Rows from a figure dataset:

start

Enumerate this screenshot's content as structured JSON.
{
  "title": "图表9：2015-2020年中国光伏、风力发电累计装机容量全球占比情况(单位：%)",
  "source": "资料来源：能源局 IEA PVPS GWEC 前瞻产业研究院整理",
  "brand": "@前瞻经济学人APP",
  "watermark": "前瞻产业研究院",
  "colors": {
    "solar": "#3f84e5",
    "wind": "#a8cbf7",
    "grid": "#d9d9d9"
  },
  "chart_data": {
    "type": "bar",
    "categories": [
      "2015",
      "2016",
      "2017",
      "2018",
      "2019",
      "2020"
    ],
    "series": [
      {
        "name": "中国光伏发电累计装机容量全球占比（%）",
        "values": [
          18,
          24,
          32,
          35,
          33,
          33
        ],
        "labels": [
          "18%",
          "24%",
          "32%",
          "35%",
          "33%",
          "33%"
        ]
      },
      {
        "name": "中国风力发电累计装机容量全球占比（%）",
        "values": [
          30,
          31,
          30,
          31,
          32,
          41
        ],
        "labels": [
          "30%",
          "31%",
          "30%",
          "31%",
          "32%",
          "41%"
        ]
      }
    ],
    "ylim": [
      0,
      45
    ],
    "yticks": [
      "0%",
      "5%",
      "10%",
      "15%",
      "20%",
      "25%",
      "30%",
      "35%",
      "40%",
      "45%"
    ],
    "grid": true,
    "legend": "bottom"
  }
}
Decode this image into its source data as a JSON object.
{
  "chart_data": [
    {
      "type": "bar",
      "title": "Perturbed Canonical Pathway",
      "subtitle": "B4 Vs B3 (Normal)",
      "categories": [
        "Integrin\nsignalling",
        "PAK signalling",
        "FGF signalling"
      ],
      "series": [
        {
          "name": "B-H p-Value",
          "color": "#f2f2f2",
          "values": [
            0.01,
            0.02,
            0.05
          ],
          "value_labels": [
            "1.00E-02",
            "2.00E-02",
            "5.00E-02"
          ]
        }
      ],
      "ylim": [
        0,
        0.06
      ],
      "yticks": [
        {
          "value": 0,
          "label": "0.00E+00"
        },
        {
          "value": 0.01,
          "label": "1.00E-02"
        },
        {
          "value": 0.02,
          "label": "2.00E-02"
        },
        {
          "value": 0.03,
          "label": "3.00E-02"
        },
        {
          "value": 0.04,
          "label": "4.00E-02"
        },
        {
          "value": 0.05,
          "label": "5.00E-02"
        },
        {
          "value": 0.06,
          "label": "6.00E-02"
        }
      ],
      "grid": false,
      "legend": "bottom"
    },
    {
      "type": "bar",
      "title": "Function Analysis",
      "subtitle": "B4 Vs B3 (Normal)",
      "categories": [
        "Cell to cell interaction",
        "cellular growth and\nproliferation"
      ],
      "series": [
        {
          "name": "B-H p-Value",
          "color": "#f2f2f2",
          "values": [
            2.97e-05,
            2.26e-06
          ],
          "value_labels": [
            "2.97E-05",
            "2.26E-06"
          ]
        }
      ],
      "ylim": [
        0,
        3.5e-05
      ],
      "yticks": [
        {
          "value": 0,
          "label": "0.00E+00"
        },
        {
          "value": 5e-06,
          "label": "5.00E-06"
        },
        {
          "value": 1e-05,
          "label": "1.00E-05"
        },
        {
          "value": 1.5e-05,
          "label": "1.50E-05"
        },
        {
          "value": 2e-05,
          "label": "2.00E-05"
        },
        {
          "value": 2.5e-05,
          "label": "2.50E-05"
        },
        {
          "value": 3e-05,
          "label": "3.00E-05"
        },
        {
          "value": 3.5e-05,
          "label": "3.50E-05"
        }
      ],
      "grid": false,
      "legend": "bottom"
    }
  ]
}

end

_Task statement:_ Extract every entry above as it appears.

_Answer to this problem:_
Enumerate this screenshot's content as structured JSON.
{
  "title": "图表9：2015-2020年中国光伏、风力发电累计装机容量全球占比情况(单位：%)",
  "source": "资料来源：能源局 IEA PVPS GWEC 前瞻产业研究院整理",
  "brand": "@前瞻经济学人APP",
  "watermark": "前瞻产业研究院",
  "colors": {
    "solar": "#3f84e5",
    "wind": "#a8cbf7",
    "grid": "#d9d9d9"
  },
  "chart_data": {
    "type": "bar",
    "categories": [
      "2015",
      "2016",
      "2017",
      "2018",
      "2019",
      "2020"
    ],
    "series": [
      {
        "name": "中国光伏发电累计装机容量全球占比（%）",
        "values": [
          18,
          24,
          32,
          35,
          33,
          33
        ],
        "labels": [
          "18%",
          "24%",
          "32%",
          "35%",
          "33%",
          "33%"
        ]
      },
      {
        "name": "中国风力发电累计装机容量全球占比（%）",
        "values": [
          30,
          31,
          30,
          31,
          32,
          41
        ],
        "labels": [
          "30%",
          "31%",
          "30%",
          "31%",
          "32%",
          "41%"
        ]
      }
    ],
    "ylim": [
      0,
      45
    ],
    "yticks": [
      "0%",
      "5%",
      "10%",
      "15%",
      "20%",
      "25%",
      "30%",
      "35%",
      "40%",
      "45%"
    ],
    "grid": true,
    "legend": "bottom"
  }
}
Decode this image into its source data as a JSON object.
{
  "chart_data": [
    {
      "type": "bar",
      "title": "Perturbed Canonical Pathway",
      "subtitle": "B4 Vs B3 (Normal)",
      "categories": [
        "Integrin\nsignalling",
        "PAK signalling",
        "FGF signalling"
      ],
      "series": [
        {
          "name": "B-H p-Value",
          "color": "#f2f2f2",
          "values": [
            0.01,
            0.02,
            0.05
          ],
          "value_labels": [
            "1.00E-02",
            "2.00E-02",
            "5.00E-02"
          ]
        }
      ],
      "ylim": [
        0,
        0.06
      ],
      "yticks": [
        {
          "value": 0,
          "label": "0.00E+00"
        },
        {
          "value": 0.01,
          "label": "1.00E-02"
        },
        {
          "value": 0.02,
          "label": "2.00E-02"
        },
        {
          "value": 0.03,
          "label": "3.00E-02"
        },
        {
          "value": 0.04,
          "label": "4.00E-02"
        },
        {
          "value": 0.05,
          "label": "5.00E-02"
        },
        {
          "value": 0.06,
          "label": "6.00E-02"
        }
      ],
      "grid": false,
      "legend": "bottom"
    },
    {
      "type": "bar",
      "title": "Function Analysis",
      "subtitle": "B4 Vs B3 (Normal)",
      "categories": [
        "Cell to cell interaction",
        "cellular growth and\nproliferation"
      ],
      "series": [
        {
          "name": "B-H p-Value",
          "color": "#f2f2f2",
          "values": [
            2.97e-05,
            2.26e-06
          ],
          "value_labels": [
            "2.97E-05",
            "2.26E-06"
          ]
        }
      ],
      "ylim": [
        0,
        3.5e-05
      ],
      "yticks": [
        {
          "value": 0,
          "label": "0.00E+00"
        },
        {
          "value": 5e-06,
          "label": "5.00E-06"
        },
        {
          "value": 1e-05,
          "label": "1.00E-05"
        },
        {
          "value": 1.5e-05,
          "label": "1.50E-05"
        },
        {
          "value": 2e-05,
          "label": "2.00E-05"
        },
        {
          "value": 2.5e-05,
          "label": "2.50E-05"
        },
        {
          "value": 3e-05,
          "label": "3.00E-05"
        },
        {
          "value": 3.5e-05,
          "label": "3.50E-05"
        }
      ],
      "grid": false,
      "legend": "bottom"
    }
  ]
}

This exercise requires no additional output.